TASK MATERIAL:
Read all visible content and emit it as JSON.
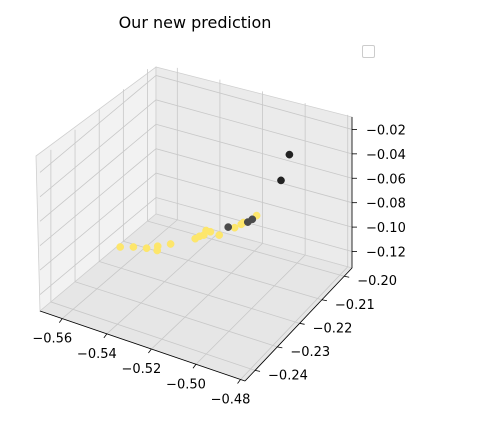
{
  "chart_data": {
    "type": "scatter3d",
    "title": "Our new prediction",
    "xlabel": "",
    "ylabel": "",
    "zlabel": "",
    "x_ticks": [
      "−0.56",
      "−0.54",
      "−0.52",
      "−0.50",
      "−0.48"
    ],
    "y_ticks": [
      "−0.24",
      "−0.23",
      "−0.22",
      "−0.21",
      "−0.20"
    ],
    "z_ticks": [
      "−0.12",
      "−0.10",
      "−0.08",
      "−0.06",
      "−0.04",
      "−0.02"
    ],
    "legend": {
      "placement": "top-right",
      "entries": []
    },
    "grid": true,
    "colors": {
      "yellow": "#fde66b",
      "dark": "#4a4a4a",
      "black": "#222222"
    },
    "series": [
      {
        "points": [
          {
            "x": -0.567,
            "y": -0.214,
            "z": -0.13,
            "color": "yellow"
          },
          {
            "x": -0.562,
            "y": -0.213,
            "z": -0.129,
            "color": "yellow"
          },
          {
            "x": -0.557,
            "y": -0.212,
            "z": -0.129,
            "color": "yellow"
          },
          {
            "x": -0.553,
            "y": -0.211,
            "z": -0.127,
            "color": "yellow"
          },
          {
            "x": -0.551,
            "y": -0.213,
            "z": -0.126,
            "color": "yellow"
          },
          {
            "x": -0.547,
            "y": -0.211,
            "z": -0.122,
            "color": "yellow"
          },
          {
            "x": -0.54,
            "y": -0.207,
            "z": -0.121,
            "color": "yellow"
          },
          {
            "x": -0.538,
            "y": -0.207,
            "z": -0.118,
            "color": "yellow"
          },
          {
            "x": -0.536,
            "y": -0.207,
            "z": -0.116,
            "color": "yellow"
          },
          {
            "x": -0.536,
            "y": -0.206,
            "z": -0.114,
            "color": "yellow"
          },
          {
            "x": -0.534,
            "y": -0.206,
            "z": -0.114,
            "color": "yellow"
          },
          {
            "x": -0.531,
            "y": -0.205,
            "z": -0.117,
            "color": "yellow"
          },
          {
            "x": -0.526,
            "y": -0.203,
            "z": -0.112,
            "color": "yellow"
          },
          {
            "x": -0.524,
            "y": -0.202,
            "z": -0.11,
            "color": "yellow"
          },
          {
            "x": -0.523,
            "y": -0.202,
            "z": -0.108,
            "color": "yellow"
          },
          {
            "x": -0.519,
            "y": -0.2,
            "z": -0.104,
            "color": "yellow"
          },
          {
            "x": -0.529,
            "y": -0.203,
            "z": -0.113,
            "color": "dark"
          },
          {
            "x": -0.522,
            "y": -0.201,
            "z": -0.109,
            "color": "dark"
          },
          {
            "x": -0.521,
            "y": -0.2,
            "z": -0.108,
            "color": "dark"
          },
          {
            "x": -0.498,
            "y": -0.209,
            "z": -0.048,
            "color": "black"
          },
          {
            "x": -0.492,
            "y": -0.211,
            "z": -0.02,
            "color": "black"
          }
        ]
      }
    ]
  }
}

INSTRUCTIONS FOR THE TASK: Pictures are not part of the copy; reproduce everything else in the records exactly.

RESPONSE BELOW:
Read all visible content and emit it as JSON.
{
  "chart_data": {
    "type": "scatter3d",
    "title": "Our new prediction",
    "xlabel": "",
    "ylabel": "",
    "zlabel": "",
    "x_ticks": [
      "−0.56",
      "−0.54",
      "−0.52",
      "−0.50",
      "−0.48"
    ],
    "y_ticks": [
      "−0.24",
      "−0.23",
      "−0.22",
      "−0.21",
      "−0.20"
    ],
    "z_ticks": [
      "−0.12",
      "−0.10",
      "−0.08",
      "−0.06",
      "−0.04",
      "−0.02"
    ],
    "legend": {
      "placement": "top-right",
      "entries": []
    },
    "grid": true,
    "colors": {
      "yellow": "#fde66b",
      "dark": "#4a4a4a",
      "black": "#222222"
    },
    "series": [
      {
        "points": [
          {
            "x": -0.567,
            "y": -0.214,
            "z": -0.13,
            "color": "yellow"
          },
          {
            "x": -0.562,
            "y": -0.213,
            "z": -0.129,
            "color": "yellow"
          },
          {
            "x": -0.557,
            "y": -0.212,
            "z": -0.129,
            "color": "yellow"
          },
          {
            "x": -0.553,
            "y": -0.211,
            "z": -0.127,
            "color": "yellow"
          },
          {
            "x": -0.551,
            "y": -0.213,
            "z": -0.126,
            "color": "yellow"
          },
          {
            "x": -0.547,
            "y": -0.211,
            "z": -0.122,
            "color": "yellow"
          },
          {
            "x": -0.54,
            "y": -0.207,
            "z": -0.121,
            "color": "yellow"
          },
          {
            "x": -0.538,
            "y": -0.207,
            "z": -0.118,
            "color": "yellow"
          },
          {
            "x": -0.536,
            "y": -0.207,
            "z": -0.116,
            "color": "yellow"
          },
          {
            "x": -0.536,
            "y": -0.206,
            "z": -0.114,
            "color": "yellow"
          },
          {
            "x": -0.534,
            "y": -0.206,
            "z": -0.114,
            "color": "yellow"
          },
          {
            "x": -0.531,
            "y": -0.205,
            "z": -0.117,
            "color": "yellow"
          },
          {
            "x": -0.526,
            "y": -0.203,
            "z": -0.112,
            "color": "yellow"
          },
          {
            "x": -0.524,
            "y": -0.202,
            "z": -0.11,
            "color": "yellow"
          },
          {
            "x": -0.523,
            "y": -0.202,
            "z": -0.108,
            "color": "yellow"
          },
          {
            "x": -0.519,
            "y": -0.2,
            "z": -0.104,
            "color": "yellow"
          },
          {
            "x": -0.529,
            "y": -0.203,
            "z": -0.113,
            "color": "dark"
          },
          {
            "x": -0.522,
            "y": -0.201,
            "z": -0.109,
            "color": "dark"
          },
          {
            "x": -0.521,
            "y": -0.2,
            "z": -0.108,
            "color": "dark"
          },
          {
            "x": -0.498,
            "y": -0.209,
            "z": -0.048,
            "color": "black"
          },
          {
            "x": -0.492,
            "y": -0.211,
            "z": -0.02,
            "color": "black"
          }
        ]
      }
    ]
  }
}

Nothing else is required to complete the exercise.